§ **Image layout annotations**
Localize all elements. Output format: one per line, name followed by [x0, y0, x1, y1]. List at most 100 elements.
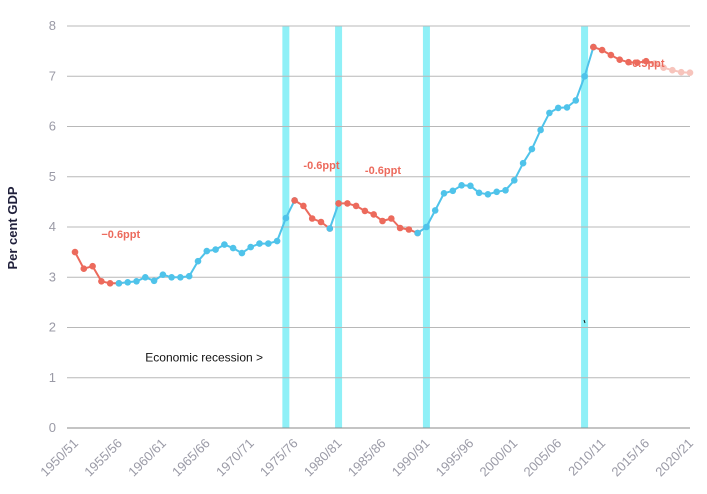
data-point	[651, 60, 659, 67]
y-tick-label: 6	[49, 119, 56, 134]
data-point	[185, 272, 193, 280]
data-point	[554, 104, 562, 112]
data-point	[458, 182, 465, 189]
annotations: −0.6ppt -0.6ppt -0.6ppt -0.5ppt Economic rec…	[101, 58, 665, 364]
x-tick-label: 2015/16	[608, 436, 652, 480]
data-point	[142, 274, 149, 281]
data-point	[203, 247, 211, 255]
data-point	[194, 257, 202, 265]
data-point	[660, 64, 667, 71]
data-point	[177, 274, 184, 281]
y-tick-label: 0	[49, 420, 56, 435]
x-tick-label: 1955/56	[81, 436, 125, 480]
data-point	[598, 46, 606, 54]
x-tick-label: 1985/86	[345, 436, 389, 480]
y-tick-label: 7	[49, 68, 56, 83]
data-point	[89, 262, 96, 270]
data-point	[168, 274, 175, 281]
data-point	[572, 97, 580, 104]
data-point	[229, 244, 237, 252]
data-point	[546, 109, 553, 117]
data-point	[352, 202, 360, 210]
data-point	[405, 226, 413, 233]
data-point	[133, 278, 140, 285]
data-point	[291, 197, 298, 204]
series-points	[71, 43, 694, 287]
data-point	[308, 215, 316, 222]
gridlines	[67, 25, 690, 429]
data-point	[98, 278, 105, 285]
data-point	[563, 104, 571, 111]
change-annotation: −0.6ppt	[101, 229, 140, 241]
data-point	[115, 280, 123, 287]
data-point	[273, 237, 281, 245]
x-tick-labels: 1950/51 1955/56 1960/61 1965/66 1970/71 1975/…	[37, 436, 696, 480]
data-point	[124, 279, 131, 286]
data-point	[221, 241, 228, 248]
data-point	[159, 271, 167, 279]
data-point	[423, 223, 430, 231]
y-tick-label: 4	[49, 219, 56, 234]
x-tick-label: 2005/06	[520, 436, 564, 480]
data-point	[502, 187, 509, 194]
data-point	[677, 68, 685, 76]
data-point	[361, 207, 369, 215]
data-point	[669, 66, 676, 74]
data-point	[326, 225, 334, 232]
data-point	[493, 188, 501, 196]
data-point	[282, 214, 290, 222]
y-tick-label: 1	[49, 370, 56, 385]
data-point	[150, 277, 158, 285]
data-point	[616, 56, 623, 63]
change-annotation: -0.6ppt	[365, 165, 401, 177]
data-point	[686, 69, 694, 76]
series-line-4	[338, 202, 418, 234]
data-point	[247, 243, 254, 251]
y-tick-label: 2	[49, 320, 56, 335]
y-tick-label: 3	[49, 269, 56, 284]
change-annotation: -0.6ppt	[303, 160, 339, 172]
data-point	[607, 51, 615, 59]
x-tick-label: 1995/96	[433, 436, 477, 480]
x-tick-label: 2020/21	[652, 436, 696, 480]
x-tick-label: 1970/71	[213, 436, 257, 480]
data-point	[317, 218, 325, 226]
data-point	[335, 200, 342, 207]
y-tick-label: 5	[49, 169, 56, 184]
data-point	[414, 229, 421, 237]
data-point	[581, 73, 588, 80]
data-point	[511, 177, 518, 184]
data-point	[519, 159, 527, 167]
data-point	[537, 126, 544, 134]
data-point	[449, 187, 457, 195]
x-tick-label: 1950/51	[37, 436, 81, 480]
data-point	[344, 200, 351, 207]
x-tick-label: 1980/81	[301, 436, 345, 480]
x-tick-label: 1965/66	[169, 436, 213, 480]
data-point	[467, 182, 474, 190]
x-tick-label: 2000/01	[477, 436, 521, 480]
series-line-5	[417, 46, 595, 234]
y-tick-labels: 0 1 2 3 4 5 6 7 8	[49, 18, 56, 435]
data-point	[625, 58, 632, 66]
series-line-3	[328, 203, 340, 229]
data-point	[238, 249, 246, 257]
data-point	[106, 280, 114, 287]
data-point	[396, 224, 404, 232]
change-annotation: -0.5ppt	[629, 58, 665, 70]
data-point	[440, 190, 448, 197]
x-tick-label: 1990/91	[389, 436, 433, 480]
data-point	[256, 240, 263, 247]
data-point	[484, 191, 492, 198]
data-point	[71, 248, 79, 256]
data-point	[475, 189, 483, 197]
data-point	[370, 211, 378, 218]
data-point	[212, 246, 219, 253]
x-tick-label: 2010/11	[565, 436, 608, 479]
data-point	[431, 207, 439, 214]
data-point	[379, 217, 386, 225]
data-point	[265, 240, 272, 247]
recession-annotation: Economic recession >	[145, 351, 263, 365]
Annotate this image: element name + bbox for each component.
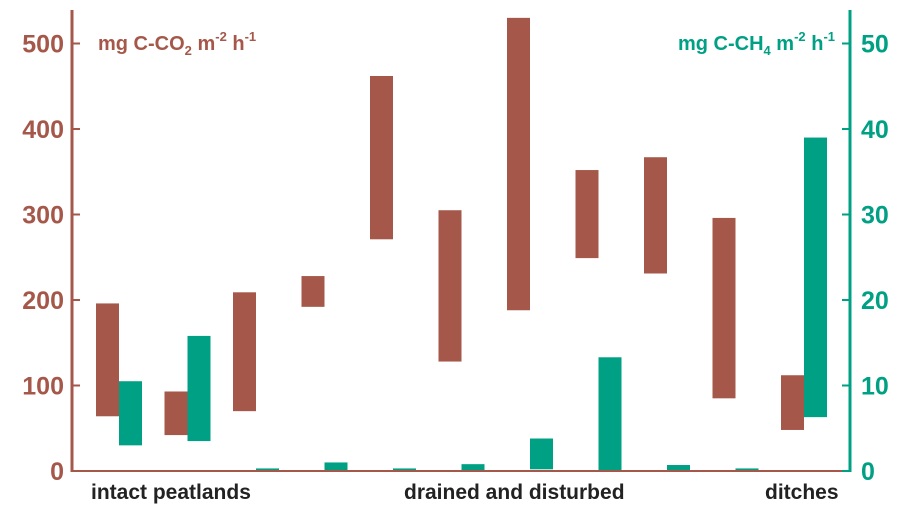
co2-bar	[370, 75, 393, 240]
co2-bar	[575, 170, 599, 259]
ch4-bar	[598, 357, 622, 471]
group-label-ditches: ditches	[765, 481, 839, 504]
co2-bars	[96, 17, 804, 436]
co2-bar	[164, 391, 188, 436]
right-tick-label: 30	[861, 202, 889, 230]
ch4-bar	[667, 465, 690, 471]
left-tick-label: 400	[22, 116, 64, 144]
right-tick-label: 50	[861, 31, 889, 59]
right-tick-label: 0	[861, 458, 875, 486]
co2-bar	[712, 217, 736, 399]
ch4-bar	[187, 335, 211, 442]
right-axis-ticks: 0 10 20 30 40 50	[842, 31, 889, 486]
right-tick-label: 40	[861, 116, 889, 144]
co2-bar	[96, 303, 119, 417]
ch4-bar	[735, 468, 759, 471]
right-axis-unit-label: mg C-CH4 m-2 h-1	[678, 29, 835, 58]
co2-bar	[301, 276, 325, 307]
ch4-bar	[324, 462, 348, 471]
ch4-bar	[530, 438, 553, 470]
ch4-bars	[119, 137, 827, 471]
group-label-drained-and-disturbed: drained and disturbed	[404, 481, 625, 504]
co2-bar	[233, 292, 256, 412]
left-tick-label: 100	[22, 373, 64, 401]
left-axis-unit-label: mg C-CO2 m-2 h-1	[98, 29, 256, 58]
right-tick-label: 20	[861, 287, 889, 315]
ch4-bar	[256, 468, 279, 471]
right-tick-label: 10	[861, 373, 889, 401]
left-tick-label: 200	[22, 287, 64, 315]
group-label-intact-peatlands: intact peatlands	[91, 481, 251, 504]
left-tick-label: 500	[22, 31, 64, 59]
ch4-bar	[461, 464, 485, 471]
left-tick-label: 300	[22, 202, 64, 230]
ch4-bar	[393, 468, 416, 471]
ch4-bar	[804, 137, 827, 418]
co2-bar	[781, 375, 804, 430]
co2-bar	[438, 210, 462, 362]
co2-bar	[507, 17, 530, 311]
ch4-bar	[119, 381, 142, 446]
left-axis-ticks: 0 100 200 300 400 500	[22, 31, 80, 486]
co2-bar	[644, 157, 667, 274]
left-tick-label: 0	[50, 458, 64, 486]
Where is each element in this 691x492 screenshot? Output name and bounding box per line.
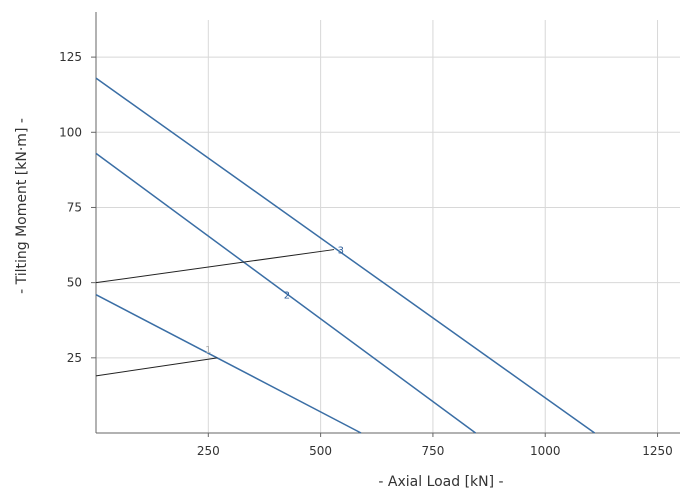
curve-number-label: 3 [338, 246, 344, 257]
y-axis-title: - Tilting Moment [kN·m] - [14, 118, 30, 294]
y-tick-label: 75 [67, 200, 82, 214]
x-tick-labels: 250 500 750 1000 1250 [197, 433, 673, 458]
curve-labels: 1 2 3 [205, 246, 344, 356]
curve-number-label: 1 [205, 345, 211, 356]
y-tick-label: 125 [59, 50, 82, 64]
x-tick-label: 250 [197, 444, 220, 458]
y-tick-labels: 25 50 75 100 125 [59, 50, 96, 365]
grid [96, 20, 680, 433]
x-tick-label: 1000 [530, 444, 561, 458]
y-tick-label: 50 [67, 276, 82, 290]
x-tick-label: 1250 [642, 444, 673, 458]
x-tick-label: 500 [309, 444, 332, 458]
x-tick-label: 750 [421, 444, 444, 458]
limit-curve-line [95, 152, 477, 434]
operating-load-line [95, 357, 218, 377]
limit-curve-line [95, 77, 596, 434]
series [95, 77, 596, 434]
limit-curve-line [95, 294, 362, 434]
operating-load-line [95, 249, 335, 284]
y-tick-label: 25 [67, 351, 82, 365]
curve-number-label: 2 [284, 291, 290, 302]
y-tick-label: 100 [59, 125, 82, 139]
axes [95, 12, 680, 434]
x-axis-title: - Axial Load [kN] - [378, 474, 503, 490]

§ **Instruction**
Transcribe verbatim the lines of the data from the line with "60, 659, 67]" to the line with "223, 430, 231]", including both of these lines.

§ **Right answer**
data-point	[651, 60, 659, 67]
y-tick-label: 6	[49, 119, 56, 134]
data-point	[185, 272, 193, 280]
data-point	[554, 104, 562, 112]
data-point	[458, 182, 465, 189]
annotations: −0.6ppt -0.6ppt -0.6ppt -0.5ppt Economic rec…	[101, 58, 665, 364]
x-tick-label: 2015/16	[608, 436, 652, 480]
data-point	[142, 274, 149, 281]
data-point	[203, 247, 211, 255]
data-point	[194, 257, 202, 265]
data-point	[660, 64, 667, 71]
data-point	[177, 274, 184, 281]
y-tick-label: 0	[49, 420, 56, 435]
x-tick-label: 1955/56	[81, 436, 125, 480]
data-point	[598, 46, 606, 54]
x-tick-label: 1985/86	[345, 436, 389, 480]
y-tick-label: 7	[49, 68, 56, 83]
data-point	[89, 262, 96, 270]
data-point	[168, 274, 175, 281]
data-point	[572, 97, 580, 104]
data-point	[229, 244, 237, 252]
data-point	[546, 109, 553, 117]
data-point	[352, 202, 360, 210]
data-point	[405, 226, 413, 233]
data-point	[133, 278, 140, 285]
data-point	[291, 197, 298, 204]
series-points	[71, 43, 694, 287]
data-point	[308, 215, 316, 222]
gridlines	[67, 25, 690, 429]
data-point	[98, 278, 105, 285]
data-point	[563, 104, 571, 111]
change-annotation: −0.6ppt	[101, 229, 140, 241]
data-point	[115, 280, 123, 287]
data-point	[273, 237, 281, 245]
x-tick-labels: 1950/51 1955/56 1960/61 1965/66 1970/71 1975/…	[37, 436, 696, 480]
data-point	[124, 279, 131, 286]
data-point	[221, 241, 228, 248]
data-point	[159, 271, 167, 279]
data-point	[423, 223, 430, 231]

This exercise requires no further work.